[BEGIN Supplied entries]

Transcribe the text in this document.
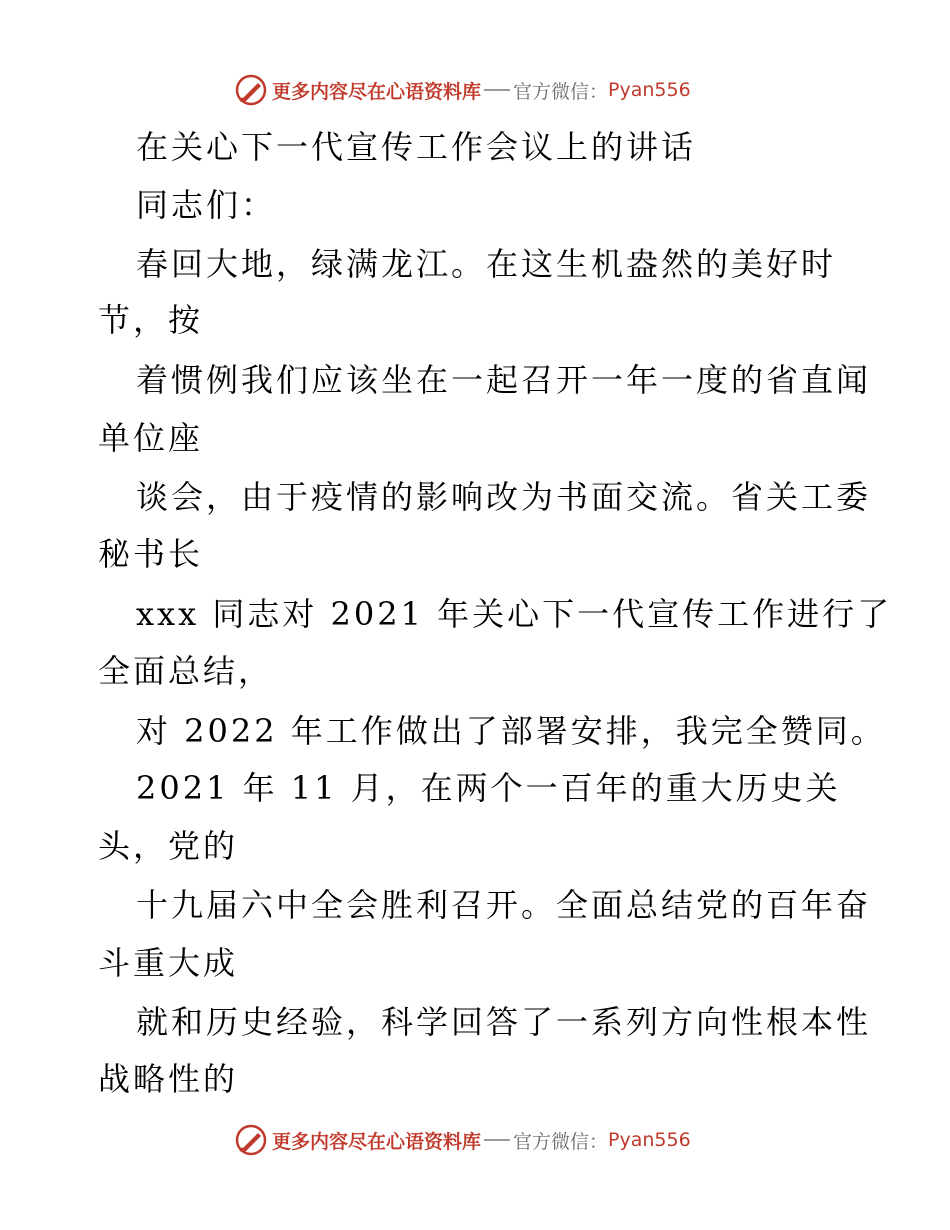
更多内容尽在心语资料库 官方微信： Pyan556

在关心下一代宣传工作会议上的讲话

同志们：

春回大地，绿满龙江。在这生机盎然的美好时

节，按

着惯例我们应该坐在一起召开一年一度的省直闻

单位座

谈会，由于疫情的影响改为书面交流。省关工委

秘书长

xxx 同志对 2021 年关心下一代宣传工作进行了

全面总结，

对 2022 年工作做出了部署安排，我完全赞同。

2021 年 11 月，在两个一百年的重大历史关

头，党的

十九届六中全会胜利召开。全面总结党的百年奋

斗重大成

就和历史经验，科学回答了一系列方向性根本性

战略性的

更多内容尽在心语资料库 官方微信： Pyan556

[END Supplied entries]
[BEGIN Supplied entries]

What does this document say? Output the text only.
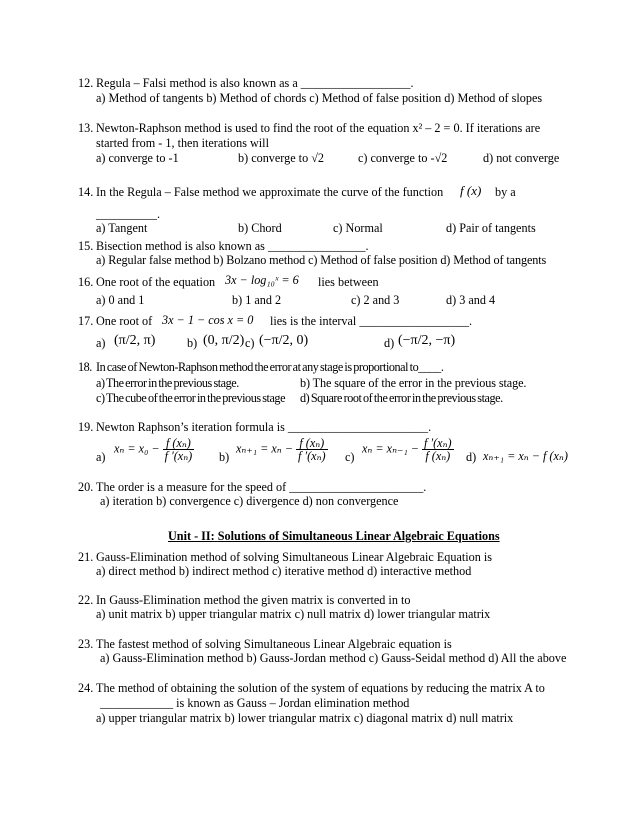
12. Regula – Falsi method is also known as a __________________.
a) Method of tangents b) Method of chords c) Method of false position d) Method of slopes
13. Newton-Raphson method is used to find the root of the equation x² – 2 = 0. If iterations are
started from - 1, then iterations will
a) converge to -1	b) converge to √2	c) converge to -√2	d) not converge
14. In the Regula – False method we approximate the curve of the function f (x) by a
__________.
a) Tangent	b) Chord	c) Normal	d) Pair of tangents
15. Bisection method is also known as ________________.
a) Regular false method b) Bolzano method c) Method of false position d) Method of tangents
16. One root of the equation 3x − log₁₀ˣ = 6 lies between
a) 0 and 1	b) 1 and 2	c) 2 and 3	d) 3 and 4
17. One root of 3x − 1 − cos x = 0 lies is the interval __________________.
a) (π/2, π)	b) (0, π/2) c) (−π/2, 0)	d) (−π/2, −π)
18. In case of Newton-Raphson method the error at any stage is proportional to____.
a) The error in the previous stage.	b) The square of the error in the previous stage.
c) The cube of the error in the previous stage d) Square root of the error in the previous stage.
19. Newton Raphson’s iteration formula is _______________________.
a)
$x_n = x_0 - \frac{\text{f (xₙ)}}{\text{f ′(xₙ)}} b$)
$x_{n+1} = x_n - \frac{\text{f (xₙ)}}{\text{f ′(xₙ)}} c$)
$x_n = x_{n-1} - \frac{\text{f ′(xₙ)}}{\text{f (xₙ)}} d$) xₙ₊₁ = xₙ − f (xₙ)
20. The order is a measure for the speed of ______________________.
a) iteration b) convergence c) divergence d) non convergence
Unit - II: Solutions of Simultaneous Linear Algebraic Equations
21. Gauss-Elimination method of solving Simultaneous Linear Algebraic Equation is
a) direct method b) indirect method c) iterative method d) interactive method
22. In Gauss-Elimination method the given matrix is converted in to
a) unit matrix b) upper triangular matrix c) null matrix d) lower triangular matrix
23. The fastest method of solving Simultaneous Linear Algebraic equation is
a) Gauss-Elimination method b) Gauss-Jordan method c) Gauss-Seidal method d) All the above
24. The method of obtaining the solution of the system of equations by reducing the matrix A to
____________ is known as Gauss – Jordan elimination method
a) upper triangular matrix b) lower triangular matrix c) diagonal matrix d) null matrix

[END Supplied entries]
[BEGIN Supplied entries]

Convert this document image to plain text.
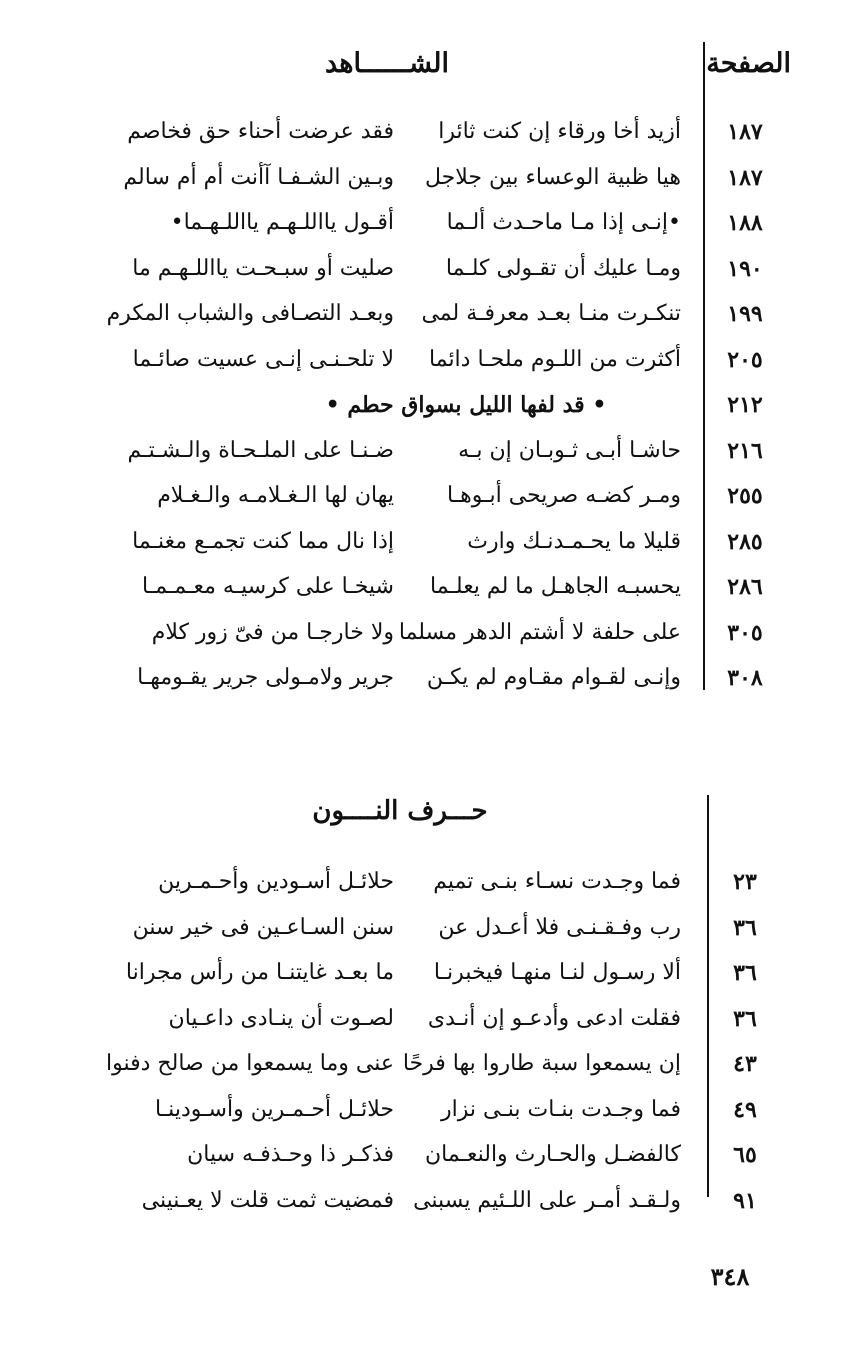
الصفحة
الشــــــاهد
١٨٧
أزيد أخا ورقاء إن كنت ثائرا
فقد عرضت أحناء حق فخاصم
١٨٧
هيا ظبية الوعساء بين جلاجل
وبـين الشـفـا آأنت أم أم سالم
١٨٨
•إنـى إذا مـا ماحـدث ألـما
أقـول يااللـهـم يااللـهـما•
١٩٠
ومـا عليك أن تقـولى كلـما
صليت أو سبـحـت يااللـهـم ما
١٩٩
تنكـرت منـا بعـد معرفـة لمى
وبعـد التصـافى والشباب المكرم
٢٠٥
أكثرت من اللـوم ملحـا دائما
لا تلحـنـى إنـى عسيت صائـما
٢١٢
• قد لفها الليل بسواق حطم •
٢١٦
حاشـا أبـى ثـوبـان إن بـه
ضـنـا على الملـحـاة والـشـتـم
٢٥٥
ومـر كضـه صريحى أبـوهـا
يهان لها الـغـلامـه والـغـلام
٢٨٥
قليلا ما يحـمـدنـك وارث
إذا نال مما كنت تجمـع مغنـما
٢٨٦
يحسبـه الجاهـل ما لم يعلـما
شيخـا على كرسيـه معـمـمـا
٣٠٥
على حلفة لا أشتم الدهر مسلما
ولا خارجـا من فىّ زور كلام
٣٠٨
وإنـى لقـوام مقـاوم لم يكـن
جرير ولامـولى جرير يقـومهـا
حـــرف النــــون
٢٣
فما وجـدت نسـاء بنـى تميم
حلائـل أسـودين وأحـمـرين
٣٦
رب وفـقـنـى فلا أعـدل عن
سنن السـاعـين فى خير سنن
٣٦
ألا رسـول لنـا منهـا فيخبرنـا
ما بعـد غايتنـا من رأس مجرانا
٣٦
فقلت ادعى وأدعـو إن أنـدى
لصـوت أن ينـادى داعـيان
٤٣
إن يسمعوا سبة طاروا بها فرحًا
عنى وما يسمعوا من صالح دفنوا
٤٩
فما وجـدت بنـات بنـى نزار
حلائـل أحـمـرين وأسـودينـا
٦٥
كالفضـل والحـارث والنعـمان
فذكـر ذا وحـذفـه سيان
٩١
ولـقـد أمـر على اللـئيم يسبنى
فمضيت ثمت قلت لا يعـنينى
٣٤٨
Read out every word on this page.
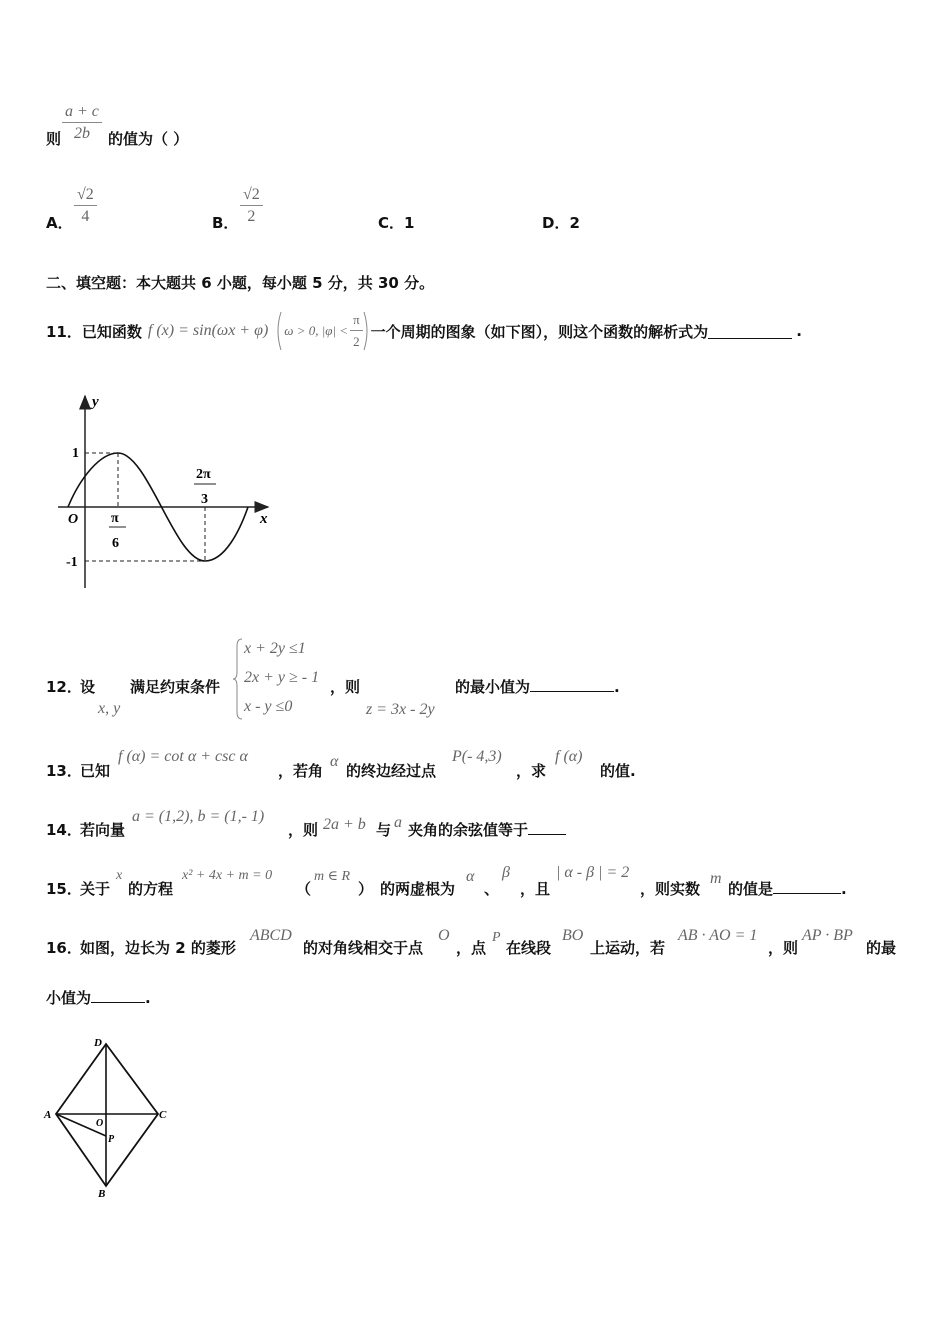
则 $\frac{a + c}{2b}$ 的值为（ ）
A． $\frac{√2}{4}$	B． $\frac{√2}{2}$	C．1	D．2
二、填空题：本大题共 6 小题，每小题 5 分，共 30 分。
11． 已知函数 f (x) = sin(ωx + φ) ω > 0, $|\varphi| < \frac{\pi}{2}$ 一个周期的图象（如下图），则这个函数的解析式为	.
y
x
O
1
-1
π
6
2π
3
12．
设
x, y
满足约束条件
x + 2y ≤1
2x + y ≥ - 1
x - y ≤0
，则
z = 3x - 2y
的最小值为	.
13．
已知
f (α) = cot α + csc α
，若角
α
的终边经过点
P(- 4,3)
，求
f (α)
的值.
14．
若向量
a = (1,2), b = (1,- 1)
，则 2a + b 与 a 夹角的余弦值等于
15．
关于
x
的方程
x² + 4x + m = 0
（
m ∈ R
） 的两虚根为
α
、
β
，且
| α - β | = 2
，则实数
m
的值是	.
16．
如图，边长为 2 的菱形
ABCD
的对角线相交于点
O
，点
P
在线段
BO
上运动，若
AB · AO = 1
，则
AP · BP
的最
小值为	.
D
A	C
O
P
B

[END Supplied entries]

## What you need to do
Determine the number of lines in the listing that hold the word "Linear", and supply that number and nothing further.

## Task answer
3